- [Article]
100 days of Starmer: How Labour’s big win went off the rails
After just a few months in office, the new British government is finding life tough.
LONDON — The joy of Keir Starmer’s landslide victory in the U.K. general election wasn’t meant to sour this quickly.
But rows over Taylor Swift tickets, welfare cuts and an internal power struggle — on top of Starmer’s gloomy prescription for fixing the nation’s finances — mean the U.K. prime minister will spend his 100th day in office Saturday falling short in the eternal popularity contest that is electoral politics.
Starmer has already hit the reset button once, parting ways with his most senior adviser days before reaching his centenary. The problem is, worse is still to come.
New MPs are jittery about holding onto their seats at the next election, and grandees from the last time Labour was in power are stressing the urgency of turning things around.
David Blunkett, who held multiple Cabinet posts in Tony Blair’s administration, told POLITICO a righting of the ship and setting out a more positive vision “needs to start now.”
“What happens in the next 18 months will be absolutely vital,” he added. “It’s incredibly difficult for a government to claw back trust and backing.”

- [Task 1] Retype the article about Starmer's first 100 days word for word, in full.

- [Dataset excerpts]

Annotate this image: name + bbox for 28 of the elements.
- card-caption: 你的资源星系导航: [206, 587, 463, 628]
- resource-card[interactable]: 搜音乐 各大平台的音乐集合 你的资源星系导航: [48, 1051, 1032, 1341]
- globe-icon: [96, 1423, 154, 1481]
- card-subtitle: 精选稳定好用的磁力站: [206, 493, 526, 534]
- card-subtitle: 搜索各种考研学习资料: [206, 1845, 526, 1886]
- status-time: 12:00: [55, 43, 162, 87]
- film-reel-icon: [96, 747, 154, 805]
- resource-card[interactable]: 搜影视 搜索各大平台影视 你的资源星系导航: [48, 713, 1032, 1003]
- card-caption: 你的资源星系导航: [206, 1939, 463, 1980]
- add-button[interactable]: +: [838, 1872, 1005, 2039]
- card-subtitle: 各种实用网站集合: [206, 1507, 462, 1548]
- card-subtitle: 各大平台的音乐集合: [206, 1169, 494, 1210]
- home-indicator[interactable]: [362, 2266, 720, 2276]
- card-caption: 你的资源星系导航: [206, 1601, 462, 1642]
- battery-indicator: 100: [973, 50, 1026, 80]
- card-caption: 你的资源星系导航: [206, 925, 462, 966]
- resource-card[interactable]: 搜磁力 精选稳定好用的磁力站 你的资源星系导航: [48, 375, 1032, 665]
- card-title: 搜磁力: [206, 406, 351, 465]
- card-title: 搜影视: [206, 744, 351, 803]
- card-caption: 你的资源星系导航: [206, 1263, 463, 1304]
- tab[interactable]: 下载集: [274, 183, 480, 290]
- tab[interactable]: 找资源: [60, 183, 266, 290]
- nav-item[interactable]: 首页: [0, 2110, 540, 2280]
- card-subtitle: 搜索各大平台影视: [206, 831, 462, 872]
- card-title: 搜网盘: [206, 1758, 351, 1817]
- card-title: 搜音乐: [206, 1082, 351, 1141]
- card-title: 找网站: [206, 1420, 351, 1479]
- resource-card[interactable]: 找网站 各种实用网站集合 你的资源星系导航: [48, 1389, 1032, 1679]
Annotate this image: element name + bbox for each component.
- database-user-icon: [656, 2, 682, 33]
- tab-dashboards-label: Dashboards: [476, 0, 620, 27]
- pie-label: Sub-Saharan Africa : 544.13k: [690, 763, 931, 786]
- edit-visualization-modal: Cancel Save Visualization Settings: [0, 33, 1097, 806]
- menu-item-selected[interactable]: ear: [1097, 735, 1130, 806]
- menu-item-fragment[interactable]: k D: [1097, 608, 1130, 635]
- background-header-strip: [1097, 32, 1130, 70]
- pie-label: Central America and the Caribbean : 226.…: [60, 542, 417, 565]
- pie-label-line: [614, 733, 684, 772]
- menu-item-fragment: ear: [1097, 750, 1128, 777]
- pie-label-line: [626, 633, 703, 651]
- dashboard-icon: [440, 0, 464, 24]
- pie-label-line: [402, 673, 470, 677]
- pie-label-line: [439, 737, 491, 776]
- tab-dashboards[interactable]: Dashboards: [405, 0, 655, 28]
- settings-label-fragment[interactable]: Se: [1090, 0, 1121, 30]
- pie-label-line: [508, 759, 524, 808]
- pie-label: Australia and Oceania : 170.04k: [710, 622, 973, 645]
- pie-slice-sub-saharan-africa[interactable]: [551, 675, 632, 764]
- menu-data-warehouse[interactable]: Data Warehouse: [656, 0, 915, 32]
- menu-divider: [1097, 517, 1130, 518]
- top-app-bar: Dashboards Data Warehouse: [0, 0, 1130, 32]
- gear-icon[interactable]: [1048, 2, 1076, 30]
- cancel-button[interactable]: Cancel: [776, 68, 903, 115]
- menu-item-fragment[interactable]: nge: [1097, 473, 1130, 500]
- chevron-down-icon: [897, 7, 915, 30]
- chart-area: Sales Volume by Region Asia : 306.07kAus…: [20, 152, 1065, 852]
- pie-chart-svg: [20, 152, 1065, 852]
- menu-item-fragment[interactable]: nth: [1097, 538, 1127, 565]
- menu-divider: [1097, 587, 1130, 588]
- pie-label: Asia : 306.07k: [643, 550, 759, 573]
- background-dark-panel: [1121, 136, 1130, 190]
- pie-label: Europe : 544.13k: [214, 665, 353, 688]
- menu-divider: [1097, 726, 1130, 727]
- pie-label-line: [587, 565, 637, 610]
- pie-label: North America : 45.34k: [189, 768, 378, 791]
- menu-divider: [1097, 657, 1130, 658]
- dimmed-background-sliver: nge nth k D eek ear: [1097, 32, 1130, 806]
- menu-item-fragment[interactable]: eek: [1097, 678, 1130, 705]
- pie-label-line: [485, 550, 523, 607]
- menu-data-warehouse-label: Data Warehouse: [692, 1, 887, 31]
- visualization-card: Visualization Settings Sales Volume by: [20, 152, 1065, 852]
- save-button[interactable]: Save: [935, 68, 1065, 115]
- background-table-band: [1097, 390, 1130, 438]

- [Task 2] Echo the lines of the records from the first one through the line containing "- film-reel-icon: [96, 747, 154, 805]", including both ends.

- [Written response 1]
100 days of Starmer: How Labour’s big win went off the rails
After just a few months in office, the new British government is finding life tough.
LONDON — The joy of Keir Starmer’s landslide victory in the U.K. general election wasn’t meant to sour this quickly.
But rows over Taylor Swift tickets, welfare cuts and an internal power struggle — on top of Starmer’s gloomy prescription for fixing the nation’s finances — mean the U.K. prime minister will spend his 100th day in office Saturday falling short in the eternal popularity contest that is electoral politics.
Starmer has already hit the reset button once, parting ways with his most senior adviser days before reaching his centenary. The problem is, worse is still to come.
New MPs are jittery about holding onto their seats at the next election, and grandees from the last time Labour was in power are stressing the urgency of turning things around.
David Blunkett, who held multiple Cabinet posts in Tony Blair’s administration, told POLITICO a righting of the ship and setting out a more positive vision “needs to start now.”
“What happens in the next 18 months will be absolutely vital,” he added. “It’s incredibly difficult for a government to claw back trust and backing.”

- [Written response 2]
Annotate this image: name + bbox for 28 of the elements.
- card-caption: 你的资源星系导航: [206, 587, 463, 628]
- resource-card[interactable]: 搜音乐 各大平台的音乐集合 你的资源星系导航: [48, 1051, 1032, 1341]
- globe-icon: [96, 1423, 154, 1481]
- card-subtitle: 精选稳定好用的磁力站: [206, 493, 526, 534]
- card-subtitle: 搜索各种考研学习资料: [206, 1845, 526, 1886]
- status-time: 12:00: [55, 43, 162, 87]
- film-reel-icon: [96, 747, 154, 805]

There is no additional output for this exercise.